Set problem — Can you quote the records below in full, word for word?

● ● ●

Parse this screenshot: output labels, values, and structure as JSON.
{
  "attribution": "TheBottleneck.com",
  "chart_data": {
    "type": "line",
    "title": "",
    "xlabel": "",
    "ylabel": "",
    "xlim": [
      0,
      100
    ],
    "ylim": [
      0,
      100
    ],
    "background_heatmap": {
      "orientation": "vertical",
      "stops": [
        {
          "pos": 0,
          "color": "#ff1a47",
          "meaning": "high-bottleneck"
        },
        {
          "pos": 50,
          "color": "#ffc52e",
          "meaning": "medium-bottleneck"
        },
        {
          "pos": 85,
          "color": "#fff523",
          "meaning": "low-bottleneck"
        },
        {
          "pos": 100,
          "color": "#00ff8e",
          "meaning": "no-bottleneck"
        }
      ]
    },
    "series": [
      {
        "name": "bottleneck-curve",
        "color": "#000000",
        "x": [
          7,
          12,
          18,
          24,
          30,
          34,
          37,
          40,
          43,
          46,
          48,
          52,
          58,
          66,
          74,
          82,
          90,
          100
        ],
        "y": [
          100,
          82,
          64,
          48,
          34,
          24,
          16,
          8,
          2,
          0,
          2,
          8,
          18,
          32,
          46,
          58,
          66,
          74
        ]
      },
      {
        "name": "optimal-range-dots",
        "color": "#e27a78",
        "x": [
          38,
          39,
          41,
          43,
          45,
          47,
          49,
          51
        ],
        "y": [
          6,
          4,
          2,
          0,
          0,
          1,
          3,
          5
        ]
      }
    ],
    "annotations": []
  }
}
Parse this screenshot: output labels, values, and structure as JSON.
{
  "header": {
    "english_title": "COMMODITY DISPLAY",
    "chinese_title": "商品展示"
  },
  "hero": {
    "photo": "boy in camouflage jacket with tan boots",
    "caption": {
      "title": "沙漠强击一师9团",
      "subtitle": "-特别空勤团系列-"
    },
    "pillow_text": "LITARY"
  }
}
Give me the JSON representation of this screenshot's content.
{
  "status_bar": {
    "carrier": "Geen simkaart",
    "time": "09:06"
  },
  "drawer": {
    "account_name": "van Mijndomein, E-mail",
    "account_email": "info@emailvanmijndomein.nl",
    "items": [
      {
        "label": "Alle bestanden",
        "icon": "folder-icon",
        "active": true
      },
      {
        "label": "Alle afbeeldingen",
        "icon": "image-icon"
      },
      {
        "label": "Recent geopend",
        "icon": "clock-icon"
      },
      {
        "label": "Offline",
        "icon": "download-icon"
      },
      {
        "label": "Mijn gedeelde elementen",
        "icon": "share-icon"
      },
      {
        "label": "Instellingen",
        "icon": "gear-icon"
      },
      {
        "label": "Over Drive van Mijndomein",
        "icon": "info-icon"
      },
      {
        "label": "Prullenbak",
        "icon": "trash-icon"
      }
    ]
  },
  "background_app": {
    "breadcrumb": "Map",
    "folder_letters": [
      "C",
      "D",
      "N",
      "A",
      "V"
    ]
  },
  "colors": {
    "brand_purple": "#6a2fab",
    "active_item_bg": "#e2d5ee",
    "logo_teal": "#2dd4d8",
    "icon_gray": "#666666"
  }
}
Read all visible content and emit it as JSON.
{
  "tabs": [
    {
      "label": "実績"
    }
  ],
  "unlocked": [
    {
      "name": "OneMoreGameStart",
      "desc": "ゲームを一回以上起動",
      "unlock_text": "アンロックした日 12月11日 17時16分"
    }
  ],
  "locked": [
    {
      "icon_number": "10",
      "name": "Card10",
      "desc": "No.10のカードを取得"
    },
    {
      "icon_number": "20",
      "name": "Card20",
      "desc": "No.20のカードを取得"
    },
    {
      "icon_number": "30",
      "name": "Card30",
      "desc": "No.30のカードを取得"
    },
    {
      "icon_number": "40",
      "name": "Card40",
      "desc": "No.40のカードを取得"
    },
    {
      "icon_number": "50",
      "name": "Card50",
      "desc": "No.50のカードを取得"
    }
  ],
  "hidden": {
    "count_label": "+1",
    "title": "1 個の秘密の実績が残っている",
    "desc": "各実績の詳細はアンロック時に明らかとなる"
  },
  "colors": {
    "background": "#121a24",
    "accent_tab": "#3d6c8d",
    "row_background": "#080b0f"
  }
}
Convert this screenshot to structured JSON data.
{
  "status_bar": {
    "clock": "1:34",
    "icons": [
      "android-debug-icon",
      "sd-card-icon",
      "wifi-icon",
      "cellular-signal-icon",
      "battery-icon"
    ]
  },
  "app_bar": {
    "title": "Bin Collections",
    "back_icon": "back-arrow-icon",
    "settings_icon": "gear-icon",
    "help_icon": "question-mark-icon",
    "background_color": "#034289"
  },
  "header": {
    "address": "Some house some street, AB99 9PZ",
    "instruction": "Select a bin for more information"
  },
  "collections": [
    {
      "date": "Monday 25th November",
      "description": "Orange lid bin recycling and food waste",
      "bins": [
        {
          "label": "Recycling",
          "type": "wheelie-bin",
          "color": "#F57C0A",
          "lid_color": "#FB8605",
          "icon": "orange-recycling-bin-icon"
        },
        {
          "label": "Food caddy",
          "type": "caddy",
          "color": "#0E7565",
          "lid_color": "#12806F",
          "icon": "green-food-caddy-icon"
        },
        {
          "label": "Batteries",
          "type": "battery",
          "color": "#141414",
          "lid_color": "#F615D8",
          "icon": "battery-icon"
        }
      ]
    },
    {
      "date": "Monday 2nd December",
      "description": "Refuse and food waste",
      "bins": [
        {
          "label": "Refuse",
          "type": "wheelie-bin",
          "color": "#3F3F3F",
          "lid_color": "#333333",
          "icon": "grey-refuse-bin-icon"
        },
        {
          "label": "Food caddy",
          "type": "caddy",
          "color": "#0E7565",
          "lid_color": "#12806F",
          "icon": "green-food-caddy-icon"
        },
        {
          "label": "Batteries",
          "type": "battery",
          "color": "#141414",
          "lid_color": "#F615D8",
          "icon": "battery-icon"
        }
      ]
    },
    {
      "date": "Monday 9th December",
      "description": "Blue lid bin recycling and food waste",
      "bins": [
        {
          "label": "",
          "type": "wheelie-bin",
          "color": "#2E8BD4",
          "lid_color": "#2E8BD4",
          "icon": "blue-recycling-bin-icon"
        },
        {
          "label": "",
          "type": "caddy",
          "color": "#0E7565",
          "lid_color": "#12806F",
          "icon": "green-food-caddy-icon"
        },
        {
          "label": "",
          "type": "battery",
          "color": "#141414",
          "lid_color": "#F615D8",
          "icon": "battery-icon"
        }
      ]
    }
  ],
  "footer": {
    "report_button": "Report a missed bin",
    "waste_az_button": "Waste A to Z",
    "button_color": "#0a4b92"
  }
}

● ● ●

Solved exercise —
Parse this screenshot: output labels, values, and structure as JSON.
{
  "attribution": "TheBottleneck.com",
  "chart_data": {
    "type": "line",
    "title": "",
    "xlabel": "",
    "ylabel": "",
    "xlim": [
      0,
      100
    ],
    "ylim": [
      0,
      100
    ],
    "background_heatmap": {
      "orientation": "vertical",
      "stops": [
        {
          "pos": 0,
          "color": "#ff1a47",
          "meaning": "high-bottleneck"
        },
        {
          "pos": 50,
          "color": "#ffc52e",
          "meaning": "medium-bottleneck"
        },
        {
          "pos": 85,
          "color": "#fff523",
          "meaning": "low-bottleneck"
        },
        {
          "pos": 100,
          "color": "#00ff8e",
          "meaning": "no-bottleneck"
        }
      ]
    },
    "series": [
      {
        "name": "bottleneck-curve",
        "color": "#000000",
        "x": [
          7,
          12,
          18,
          24,
          30,
          34,
          37,
          40,
          43,
          46,
          48,
          52,
          58,
          66,
          74,
          82,
          90,
          100
        ],
        "y": [
          100,
          82,
          64,
          48,
          34,
          24,
          16,
          8,
          2,
          0,
          2,
          8,
          18,
          32,
          46,
          58,
          66,
          74
        ]
      },
      {
        "name": "optimal-range-dots",
        "color": "#e27a78",
        "x": [
          38,
          39,
          41,
          43,
          45,
          47,
          49,
          51
        ],
        "y": [
          6,
          4,
          2,
          0,
          0,
          1,
          3,
          5
        ]
      }
    ],
    "annotations": []
  }
}
Parse this screenshot: output labels, values, and structure as JSON.
{
  "header": {
    "english_title": "COMMODITY DISPLAY",
    "chinese_title": "商品展示"
  },
  "hero": {
    "photo": "boy in camouflage jacket with tan boots",
    "caption": {
      "title": "沙漠强击一师9团",
      "subtitle": "-特别空勤团系列-"
    },
    "pillow_text": "LITARY"
  }
}
Give me the JSON representation of this screenshot's content.
{
  "status_bar": {
    "carrier": "Geen simkaart",
    "time": "09:06"
  },
  "drawer": {
    "account_name": "van Mijndomein, E-mail",
    "account_email": "info@emailvanmijndomein.nl",
    "items": [
      {
        "label": "Alle bestanden",
        "icon": "folder-icon",
        "active": true
      },
      {
        "label": "Alle afbeeldingen",
        "icon": "image-icon"
      },
      {
        "label": "Recent geopend",
        "icon": "clock-icon"
      },
      {
        "label": "Offline",
        "icon": "download-icon"
      },
      {
        "label": "Mijn gedeelde elementen",
        "icon": "share-icon"
      },
      {
        "label": "Instellingen",
        "icon": "gear-icon"
      },
      {
        "label": "Over Drive van Mijndomein",
        "icon": "info-icon"
      },
      {
        "label": "Prullenbak",
        "icon": "trash-icon"
      }
    ]
  },
  "background_app": {
    "breadcrumb": "Map",
    "folder_letters": [
      "C",
      "D",
      "N",
      "A",
      "V"
    ]
  },
  "colors": {
    "brand_purple": "#6a2fab",
    "active_item_bg": "#e2d5ee",
    "logo_teal": "#2dd4d8",
    "icon_gray": "#666666"
  }
}
Read all visible content and emit it as JSON.
{
  "tabs": [
    {
      "label": "実績"
    }
  ],
  "unlocked": [
    {
      "name": "OneMoreGameStart",
      "desc": "ゲームを一回以上起動",
      "unlock_text": "アンロックした日 12月11日 17時16分"
    }
  ],
  "locked": [
    {
      "icon_number": "10",
      "name": "Card10",
      "desc": "No.10のカードを取得"
    },
    {
      "icon_number": "20",
      "name": "Card20",
      "desc": "No.20のカードを取得"
    },
    {
      "icon_number": "30",
      "name": "Card30",
      "desc": "No.30のカードを取得"
    },
    {
      "icon_number": "40",
      "name": "Card40",
      "desc": "No.40のカードを取得"
    },
    {
      "icon_number": "50",
      "name": "Card50",
      "desc": "No.50のカードを取得"
    }
  ],
  "hidden": {
    "count_label": "+1",
    "title": "1 個の秘密の実績が残っている",
    "desc": "各実績の詳細はアンロック時に明らかとなる"
  },
  "colors": {
    "background": "#121a24",
    "accent_tab": "#3d6c8d",
    "row_background": "#080b0f"
  }
}
Convert this screenshot to structured JSON data.
{
  "status_bar": {
    "clock": "1:34",
    "icons": [
      "android-debug-icon",
      "sd-card-icon",
      "wifi-icon",
      "cellular-signal-icon",
      "battery-icon"
    ]
  },
  "app_bar": {
    "title": "Bin Collections",
    "back_icon": "back-arrow-icon",
    "settings_icon": "gear-icon",
    "help_icon": "question-mark-icon",
    "background_color": "#034289"
  },
  "header": {
    "address": "Some house some street, AB99 9PZ",
    "instruction": "Select a bin for more information"
  },
  "collections": [
    {
      "date": "Monday 25th November",
      "description": "Orange lid bin recycling and food waste",
      "bins": [
        {
          "label": "Recycling",
          "type": "wheelie-bin",
          "color": "#F57C0A",
          "lid_color": "#FB8605",
          "icon": "orange-recycling-bin-icon"
        },
        {
          "label": "Food caddy",
          "type": "caddy",
          "color": "#0E7565",
          "lid_color": "#12806F",
          "icon": "green-food-caddy-icon"
        },
        {
          "label": "Batteries",
          "type": "battery",
          "color": "#141414",
          "lid_color": "#F615D8",
          "icon": "battery-icon"
        }
      ]
    },
    {
      "date": "Monday 2nd December",
      "description": "Refuse and food waste",
      "bins": [
        {
          "label": "Refuse",
          "type": "wheelie-bin",
          "color": "#3F3F3F",
          "lid_color": "#333333",
          "icon": "grey-refuse-bin-icon"
        },
        {
          "label": "Food caddy",
          "type": "caddy",
          "color": "#0E7565",
          "lid_color": "#12806F",
          "icon": "green-food-caddy-icon"
        },
        {
          "label": "Batteries",
          "type": "battery",
          "color": "#141414",
          "lid_color": "#F615D8",
          "icon": "battery-icon"
        }
      ]
    },
    {
      "date": "Monday 9th December",
      "description": "Blue lid bin recycling and food waste",
      "bins": [
        {
          "label": "",
          "type": "wheelie-bin",
          "color": "#2E8BD4",
          "lid_color": "#2E8BD4",
          "icon": "blue-recycling-bin-icon"
        },
        {
          "label": "",
          "type": "caddy",
          "color": "#0E7565",
          "lid_color": "#12806F",
          "icon": "green-food-caddy-icon"
        },
        {
          "label": "",
          "type": "battery",
          "color": "#141414",
          "lid_color": "#F615D8",
          "icon": "battery-icon"
        }
      ]
    }
  ],
  "footer": {
    "report_button": "Report a missed bin",
    "waste_az_button": "Waste A to Z",
    "button_color": "#0a4b92"
  }
}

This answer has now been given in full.